(Saved data entries)
____________________
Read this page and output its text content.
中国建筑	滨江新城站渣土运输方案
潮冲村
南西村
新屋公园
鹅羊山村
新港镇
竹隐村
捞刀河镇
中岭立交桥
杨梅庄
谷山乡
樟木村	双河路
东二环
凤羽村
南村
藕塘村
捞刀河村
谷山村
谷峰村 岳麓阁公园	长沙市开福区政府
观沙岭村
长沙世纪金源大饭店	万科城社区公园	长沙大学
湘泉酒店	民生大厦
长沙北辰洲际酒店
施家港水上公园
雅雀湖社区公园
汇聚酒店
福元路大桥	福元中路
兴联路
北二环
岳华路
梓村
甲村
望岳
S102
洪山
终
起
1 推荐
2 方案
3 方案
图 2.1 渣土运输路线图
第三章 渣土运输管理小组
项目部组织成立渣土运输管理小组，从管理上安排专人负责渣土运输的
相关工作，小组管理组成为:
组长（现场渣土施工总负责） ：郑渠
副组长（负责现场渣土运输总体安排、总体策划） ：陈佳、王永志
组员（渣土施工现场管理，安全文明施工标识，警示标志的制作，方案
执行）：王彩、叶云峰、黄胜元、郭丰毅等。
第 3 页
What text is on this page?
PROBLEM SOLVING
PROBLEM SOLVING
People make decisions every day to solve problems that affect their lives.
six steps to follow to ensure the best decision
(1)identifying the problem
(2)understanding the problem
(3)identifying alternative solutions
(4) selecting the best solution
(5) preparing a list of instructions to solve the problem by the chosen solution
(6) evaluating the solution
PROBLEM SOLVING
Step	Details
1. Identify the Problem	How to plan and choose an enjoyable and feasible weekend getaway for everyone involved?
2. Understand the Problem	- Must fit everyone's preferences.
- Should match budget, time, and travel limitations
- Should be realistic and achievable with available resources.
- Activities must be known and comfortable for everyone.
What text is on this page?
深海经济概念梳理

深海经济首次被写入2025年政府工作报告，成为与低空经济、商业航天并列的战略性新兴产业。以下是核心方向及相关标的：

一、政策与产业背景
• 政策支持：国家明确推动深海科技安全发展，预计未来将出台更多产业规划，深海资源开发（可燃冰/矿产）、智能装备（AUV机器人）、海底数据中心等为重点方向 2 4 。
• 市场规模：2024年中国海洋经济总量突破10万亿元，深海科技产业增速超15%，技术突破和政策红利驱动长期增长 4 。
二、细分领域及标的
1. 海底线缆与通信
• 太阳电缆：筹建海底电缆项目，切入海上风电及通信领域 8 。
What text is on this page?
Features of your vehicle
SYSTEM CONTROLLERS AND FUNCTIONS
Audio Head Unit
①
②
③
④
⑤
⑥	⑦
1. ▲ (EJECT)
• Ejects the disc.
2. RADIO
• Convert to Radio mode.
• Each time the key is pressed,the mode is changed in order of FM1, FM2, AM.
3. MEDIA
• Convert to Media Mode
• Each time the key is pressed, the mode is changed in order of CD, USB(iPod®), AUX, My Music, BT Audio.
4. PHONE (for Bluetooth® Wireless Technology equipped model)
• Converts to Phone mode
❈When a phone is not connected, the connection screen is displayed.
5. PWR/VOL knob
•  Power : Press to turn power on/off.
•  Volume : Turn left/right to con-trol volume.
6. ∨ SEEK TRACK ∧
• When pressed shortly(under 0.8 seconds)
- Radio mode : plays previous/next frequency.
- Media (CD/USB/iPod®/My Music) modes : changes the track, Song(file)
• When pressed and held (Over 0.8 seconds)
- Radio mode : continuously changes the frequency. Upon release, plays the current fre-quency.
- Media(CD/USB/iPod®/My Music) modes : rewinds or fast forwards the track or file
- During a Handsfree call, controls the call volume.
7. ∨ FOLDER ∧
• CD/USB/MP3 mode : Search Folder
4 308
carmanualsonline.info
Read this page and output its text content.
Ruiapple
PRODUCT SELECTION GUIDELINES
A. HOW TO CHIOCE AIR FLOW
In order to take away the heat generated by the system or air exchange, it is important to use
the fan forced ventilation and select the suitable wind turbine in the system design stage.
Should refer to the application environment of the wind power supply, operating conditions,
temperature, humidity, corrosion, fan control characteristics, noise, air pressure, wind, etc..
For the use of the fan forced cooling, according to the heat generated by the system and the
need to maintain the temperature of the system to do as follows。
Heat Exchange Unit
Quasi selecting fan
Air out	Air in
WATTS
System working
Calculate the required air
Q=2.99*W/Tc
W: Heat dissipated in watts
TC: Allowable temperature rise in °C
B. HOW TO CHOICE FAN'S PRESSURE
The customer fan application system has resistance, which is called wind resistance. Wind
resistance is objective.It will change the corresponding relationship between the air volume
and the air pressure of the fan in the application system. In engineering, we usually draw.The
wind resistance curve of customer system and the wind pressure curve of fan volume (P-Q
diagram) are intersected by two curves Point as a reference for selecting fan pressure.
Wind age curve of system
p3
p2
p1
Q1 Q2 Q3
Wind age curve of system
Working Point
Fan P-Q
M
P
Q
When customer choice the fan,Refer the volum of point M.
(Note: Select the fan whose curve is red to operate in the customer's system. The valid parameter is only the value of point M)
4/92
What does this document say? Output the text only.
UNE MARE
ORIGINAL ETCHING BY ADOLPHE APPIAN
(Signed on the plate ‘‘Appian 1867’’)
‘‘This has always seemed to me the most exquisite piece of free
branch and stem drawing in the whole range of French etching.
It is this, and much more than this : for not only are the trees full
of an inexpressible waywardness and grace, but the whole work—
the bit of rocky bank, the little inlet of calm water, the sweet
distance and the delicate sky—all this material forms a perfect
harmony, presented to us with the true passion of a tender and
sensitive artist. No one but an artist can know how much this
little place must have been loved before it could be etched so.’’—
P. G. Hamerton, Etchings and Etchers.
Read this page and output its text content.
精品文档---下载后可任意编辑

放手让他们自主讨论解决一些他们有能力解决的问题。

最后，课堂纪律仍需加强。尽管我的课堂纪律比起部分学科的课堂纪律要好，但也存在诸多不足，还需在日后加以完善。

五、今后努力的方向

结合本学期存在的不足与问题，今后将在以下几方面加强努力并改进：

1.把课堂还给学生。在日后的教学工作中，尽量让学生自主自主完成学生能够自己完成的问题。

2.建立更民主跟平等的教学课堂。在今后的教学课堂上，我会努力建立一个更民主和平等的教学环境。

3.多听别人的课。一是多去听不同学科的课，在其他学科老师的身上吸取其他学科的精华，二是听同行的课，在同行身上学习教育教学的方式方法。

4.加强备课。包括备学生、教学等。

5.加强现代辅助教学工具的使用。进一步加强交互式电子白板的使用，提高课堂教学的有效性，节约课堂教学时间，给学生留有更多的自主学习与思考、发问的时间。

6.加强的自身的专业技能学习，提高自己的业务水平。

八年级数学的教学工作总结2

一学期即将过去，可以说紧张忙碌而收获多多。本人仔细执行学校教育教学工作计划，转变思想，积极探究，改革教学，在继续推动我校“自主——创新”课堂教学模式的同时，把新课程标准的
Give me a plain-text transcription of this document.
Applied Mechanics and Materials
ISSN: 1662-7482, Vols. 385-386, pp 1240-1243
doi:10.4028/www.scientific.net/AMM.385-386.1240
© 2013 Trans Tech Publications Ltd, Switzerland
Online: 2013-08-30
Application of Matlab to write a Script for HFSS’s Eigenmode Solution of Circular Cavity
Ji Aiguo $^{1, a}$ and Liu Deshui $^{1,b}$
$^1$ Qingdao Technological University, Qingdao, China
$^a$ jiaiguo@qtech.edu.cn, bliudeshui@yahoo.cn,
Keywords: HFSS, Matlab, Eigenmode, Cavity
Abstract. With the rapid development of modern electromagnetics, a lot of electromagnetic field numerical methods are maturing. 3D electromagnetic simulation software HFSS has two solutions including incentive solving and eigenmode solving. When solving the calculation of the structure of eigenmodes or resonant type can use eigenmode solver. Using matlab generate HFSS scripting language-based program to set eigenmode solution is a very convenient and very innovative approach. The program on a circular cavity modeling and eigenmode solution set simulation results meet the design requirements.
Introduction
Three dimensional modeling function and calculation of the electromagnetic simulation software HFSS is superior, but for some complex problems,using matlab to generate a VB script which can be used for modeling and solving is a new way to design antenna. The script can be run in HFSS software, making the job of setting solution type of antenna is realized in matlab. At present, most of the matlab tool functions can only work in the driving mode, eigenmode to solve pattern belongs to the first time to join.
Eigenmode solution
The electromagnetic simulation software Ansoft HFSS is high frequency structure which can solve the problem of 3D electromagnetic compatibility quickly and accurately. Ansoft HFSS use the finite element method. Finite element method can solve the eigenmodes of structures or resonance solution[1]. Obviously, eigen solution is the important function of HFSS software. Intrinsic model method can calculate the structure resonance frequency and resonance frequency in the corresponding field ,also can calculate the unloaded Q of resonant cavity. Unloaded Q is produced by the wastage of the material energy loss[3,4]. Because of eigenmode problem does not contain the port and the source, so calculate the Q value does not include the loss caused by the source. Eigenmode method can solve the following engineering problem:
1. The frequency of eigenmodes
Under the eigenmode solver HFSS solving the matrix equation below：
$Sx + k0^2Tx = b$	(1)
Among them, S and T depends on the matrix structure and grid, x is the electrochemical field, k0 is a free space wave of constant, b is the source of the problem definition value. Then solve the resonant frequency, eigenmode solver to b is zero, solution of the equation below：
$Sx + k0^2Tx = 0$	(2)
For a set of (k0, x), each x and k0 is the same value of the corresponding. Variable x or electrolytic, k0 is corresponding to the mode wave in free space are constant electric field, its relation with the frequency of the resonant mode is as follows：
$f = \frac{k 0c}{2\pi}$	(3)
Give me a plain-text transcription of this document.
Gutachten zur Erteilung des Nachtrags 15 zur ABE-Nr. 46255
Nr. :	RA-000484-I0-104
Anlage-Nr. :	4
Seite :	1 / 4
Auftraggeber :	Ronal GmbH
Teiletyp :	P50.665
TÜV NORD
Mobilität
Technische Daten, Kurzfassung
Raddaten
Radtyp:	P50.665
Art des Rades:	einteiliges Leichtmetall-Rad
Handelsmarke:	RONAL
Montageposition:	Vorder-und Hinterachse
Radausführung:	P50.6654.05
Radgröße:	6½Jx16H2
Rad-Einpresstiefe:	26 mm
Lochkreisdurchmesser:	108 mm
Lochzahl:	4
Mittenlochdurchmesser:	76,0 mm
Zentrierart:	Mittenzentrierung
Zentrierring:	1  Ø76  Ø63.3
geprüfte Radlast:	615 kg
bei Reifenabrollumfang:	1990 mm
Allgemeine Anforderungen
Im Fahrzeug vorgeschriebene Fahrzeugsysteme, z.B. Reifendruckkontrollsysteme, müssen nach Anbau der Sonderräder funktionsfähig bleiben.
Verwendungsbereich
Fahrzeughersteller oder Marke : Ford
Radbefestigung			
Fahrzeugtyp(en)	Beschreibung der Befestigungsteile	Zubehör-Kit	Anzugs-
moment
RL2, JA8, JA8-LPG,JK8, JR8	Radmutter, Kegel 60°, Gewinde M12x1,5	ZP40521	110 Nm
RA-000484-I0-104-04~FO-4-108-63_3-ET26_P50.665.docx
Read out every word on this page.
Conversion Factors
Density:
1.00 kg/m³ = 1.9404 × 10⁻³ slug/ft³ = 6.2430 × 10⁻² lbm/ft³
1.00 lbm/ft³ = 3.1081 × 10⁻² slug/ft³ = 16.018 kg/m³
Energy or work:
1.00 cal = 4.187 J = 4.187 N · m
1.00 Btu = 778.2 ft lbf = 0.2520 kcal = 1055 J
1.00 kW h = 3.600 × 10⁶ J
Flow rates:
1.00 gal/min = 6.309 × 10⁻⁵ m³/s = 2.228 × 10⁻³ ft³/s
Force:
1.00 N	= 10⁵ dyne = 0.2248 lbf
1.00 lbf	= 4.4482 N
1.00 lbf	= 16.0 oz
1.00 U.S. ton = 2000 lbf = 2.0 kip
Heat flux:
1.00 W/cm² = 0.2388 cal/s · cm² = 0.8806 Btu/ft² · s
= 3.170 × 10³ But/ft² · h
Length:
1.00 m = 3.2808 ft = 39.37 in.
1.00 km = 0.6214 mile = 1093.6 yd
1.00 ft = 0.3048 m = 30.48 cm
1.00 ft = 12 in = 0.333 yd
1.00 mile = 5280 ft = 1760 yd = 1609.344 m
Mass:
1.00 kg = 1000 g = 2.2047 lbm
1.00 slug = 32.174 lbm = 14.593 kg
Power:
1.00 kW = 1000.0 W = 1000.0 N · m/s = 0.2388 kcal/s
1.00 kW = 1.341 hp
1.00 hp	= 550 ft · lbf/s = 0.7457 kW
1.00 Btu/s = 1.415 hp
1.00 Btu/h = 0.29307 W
____________________
_WHAT YOU NEED TO DO_
Copy out every line from the records that has the word "pressed".

_ANSWER TO THE EXERCISE_
• Each time the key is pressed,the mode is changed in order of FM1, FM2, AM.
• Each time the key is pressed, the mode is changed in order of CD, USB(iPod®), AUX, My Music, BT Audio.
• When pressed shortly(under 0.8 seconds)
• When pressed and held (Over 0.8 seconds)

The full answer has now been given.